WRITTEN EXERCISE: Return the listing word for word, as given.

EXTRACTED INFORMATION:
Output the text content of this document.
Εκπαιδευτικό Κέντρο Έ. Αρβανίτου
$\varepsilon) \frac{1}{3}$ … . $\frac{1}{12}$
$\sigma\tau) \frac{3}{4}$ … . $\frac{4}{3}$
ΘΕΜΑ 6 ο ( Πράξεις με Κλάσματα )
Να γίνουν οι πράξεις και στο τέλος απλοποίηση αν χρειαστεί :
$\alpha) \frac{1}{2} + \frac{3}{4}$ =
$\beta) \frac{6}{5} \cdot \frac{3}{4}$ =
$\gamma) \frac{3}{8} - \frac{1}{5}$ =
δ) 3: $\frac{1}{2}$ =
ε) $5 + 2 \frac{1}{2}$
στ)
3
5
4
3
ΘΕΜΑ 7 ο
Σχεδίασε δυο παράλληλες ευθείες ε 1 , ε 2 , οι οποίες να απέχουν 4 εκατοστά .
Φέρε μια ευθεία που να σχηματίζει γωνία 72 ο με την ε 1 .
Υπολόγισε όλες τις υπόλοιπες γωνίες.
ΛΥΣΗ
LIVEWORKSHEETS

EXPECTED ANSWER:
Output the text content of this document.
Εκπαιδευτικό Κέντρο Έ. Αρβανίτου
$\varepsilon) \frac{1}{3}$ … . $\frac{1}{12}$
$\sigma\tau) \frac{3}{4}$ … . $\frac{4}{3}$
ΘΕΜΑ 6 ο ( Πράξεις με Κλάσματα )
Να γίνουν οι πράξεις και στο τέλος απλοποίηση αν χρειαστεί :
$\alpha) \frac{1}{2} + \frac{3}{4}$ =
$\beta) \frac{6}{5} \cdot \frac{3}{4}$ =
$\gamma) \frac{3}{8} - \frac{1}{5}$ =
δ) 3: $\frac{1}{2}$ =
ε) $5 + 2 \frac{1}{2}$
στ)
3
5
4
3
ΘΕΜΑ 7 ο
Σχεδίασε δυο παράλληλες ευθείες ε 1 , ε 2 , οι οποίες να απέχουν 4 εκατοστά .
Φέρε μια ευθεία που να σχηματίζει γωνία 72 ο με την ε 1 .
Υπολόγισε όλες τις υπόλοιπες γωνίες.
ΛΥΣΗ
LIVEWORKSHEETS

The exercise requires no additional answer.